▶ Short problem
Report how many lines in the listing below include the word "screenshot". Write nothing besides the number.

▶ Data excerpts
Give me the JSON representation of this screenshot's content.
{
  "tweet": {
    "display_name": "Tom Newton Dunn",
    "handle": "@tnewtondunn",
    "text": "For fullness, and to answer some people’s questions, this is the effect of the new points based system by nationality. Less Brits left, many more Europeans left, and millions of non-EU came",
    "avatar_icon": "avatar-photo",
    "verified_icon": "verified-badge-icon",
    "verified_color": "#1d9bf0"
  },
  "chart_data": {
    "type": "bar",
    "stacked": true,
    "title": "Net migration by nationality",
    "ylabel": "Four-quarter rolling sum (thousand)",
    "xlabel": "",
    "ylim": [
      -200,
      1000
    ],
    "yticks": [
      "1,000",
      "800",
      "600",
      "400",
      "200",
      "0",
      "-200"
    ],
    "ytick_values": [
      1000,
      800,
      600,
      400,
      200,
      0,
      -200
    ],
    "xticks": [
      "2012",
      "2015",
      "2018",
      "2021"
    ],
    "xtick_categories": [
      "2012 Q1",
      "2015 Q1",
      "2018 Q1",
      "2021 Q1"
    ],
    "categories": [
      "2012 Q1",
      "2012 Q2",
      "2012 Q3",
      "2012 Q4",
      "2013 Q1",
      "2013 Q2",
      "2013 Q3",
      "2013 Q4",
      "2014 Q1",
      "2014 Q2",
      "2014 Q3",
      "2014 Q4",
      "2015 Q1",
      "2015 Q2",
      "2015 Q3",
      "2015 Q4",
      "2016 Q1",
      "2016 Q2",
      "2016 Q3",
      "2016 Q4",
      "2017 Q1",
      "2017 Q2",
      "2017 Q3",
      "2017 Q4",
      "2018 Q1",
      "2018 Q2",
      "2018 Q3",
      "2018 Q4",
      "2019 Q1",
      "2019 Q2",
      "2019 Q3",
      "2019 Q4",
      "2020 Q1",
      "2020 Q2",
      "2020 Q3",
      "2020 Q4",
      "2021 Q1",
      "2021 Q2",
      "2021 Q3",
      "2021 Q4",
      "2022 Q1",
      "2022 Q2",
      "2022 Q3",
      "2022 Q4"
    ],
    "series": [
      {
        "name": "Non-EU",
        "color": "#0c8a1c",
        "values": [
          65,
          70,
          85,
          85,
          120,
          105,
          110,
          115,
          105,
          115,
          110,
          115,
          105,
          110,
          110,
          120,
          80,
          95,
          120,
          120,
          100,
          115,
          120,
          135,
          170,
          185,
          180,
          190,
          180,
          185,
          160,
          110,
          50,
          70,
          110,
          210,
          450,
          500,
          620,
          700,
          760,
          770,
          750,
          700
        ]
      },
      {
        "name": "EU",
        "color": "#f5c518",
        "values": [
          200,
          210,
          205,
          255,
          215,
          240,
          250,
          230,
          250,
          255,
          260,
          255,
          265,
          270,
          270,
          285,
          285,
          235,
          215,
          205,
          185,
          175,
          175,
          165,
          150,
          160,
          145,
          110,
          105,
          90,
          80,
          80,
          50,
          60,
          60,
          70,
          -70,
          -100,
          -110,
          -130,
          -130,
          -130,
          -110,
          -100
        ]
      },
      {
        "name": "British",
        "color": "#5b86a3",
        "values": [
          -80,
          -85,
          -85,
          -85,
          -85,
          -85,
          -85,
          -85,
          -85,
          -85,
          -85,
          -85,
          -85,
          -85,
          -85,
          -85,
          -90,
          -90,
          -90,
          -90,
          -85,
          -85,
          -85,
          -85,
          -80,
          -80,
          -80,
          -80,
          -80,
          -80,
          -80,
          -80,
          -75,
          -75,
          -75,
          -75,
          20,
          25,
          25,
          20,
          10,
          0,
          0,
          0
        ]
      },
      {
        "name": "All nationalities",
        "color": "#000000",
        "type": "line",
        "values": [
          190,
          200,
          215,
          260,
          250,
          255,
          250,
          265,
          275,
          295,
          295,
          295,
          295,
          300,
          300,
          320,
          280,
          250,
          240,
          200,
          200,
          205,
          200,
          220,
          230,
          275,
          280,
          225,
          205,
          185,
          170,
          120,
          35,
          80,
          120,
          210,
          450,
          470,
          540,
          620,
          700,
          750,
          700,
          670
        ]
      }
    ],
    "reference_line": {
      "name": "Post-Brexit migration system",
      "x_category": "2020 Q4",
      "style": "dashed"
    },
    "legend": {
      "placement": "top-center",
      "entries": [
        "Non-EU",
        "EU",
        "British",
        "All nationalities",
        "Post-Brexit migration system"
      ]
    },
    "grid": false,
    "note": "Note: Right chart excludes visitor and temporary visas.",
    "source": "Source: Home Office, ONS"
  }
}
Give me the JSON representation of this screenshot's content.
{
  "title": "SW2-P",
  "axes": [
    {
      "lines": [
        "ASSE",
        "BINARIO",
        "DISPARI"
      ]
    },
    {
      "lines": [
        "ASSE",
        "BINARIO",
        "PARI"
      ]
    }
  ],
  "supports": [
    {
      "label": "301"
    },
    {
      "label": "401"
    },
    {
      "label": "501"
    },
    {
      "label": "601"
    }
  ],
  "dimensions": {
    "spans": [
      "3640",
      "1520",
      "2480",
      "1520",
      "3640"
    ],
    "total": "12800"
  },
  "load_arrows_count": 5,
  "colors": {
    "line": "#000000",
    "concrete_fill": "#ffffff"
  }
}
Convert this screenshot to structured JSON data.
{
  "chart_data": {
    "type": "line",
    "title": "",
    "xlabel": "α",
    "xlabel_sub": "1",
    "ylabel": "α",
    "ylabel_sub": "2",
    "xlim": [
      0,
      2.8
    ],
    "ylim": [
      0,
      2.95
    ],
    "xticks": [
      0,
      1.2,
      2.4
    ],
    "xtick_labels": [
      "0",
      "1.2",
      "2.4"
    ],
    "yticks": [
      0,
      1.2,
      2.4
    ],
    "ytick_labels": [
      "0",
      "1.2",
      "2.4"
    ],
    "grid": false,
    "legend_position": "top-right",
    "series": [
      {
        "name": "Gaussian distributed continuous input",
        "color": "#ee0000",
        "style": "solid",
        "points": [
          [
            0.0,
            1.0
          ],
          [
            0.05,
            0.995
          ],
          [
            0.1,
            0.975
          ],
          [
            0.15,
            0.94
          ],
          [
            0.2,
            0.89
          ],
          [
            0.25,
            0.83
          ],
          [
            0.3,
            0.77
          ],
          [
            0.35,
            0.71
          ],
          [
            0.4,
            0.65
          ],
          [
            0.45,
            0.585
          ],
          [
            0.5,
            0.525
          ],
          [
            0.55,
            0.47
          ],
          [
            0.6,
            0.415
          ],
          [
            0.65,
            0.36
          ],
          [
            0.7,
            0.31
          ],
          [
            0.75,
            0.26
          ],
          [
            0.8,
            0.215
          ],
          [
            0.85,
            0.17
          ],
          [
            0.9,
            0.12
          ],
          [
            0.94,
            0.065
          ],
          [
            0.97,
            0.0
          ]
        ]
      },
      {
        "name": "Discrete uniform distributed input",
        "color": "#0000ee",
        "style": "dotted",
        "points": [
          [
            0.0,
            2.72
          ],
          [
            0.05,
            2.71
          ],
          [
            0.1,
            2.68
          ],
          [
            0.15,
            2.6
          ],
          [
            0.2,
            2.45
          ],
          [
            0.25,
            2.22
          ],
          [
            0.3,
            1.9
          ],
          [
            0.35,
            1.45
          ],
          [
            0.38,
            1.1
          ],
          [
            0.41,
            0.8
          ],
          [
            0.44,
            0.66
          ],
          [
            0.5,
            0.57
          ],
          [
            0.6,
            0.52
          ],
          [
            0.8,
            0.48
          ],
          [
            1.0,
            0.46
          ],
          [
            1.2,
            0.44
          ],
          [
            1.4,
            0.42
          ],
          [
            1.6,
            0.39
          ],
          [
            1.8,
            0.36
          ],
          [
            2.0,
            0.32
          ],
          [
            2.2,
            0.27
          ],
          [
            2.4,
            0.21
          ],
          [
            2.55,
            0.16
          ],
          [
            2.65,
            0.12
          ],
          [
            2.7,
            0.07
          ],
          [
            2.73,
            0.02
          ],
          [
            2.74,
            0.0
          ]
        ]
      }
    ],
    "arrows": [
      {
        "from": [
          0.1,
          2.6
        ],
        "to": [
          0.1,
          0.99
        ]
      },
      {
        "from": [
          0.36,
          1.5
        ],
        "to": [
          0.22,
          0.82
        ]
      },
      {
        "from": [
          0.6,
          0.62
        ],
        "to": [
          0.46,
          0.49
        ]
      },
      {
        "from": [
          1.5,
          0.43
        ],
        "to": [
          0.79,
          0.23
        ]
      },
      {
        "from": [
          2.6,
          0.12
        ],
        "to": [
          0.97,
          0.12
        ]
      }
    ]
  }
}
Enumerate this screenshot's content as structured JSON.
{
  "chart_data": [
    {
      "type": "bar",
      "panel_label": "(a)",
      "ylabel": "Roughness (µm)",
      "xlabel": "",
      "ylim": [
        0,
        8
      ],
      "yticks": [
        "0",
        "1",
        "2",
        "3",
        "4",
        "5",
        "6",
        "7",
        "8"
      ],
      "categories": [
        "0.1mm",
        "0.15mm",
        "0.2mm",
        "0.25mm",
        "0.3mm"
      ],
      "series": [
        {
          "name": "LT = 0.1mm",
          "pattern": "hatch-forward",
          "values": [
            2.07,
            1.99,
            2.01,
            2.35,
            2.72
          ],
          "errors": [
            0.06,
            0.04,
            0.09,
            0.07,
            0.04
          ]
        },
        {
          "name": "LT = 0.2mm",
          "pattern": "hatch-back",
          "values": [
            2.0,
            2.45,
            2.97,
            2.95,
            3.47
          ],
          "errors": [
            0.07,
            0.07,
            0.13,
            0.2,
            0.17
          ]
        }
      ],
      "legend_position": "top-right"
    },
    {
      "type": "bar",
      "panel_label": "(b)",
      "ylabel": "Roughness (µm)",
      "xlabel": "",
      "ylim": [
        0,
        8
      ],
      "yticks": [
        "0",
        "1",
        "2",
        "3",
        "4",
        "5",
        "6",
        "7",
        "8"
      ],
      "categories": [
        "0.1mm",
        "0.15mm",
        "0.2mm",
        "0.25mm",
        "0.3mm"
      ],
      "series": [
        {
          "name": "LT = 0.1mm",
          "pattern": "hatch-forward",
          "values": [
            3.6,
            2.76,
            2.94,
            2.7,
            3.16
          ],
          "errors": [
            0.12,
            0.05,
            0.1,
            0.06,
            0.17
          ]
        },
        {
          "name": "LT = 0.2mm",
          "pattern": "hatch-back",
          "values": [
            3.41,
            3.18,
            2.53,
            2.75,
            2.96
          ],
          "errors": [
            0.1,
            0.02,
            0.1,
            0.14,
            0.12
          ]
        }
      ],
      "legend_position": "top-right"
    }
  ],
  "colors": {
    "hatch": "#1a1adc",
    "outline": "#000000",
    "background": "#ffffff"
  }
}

▶ The answer
4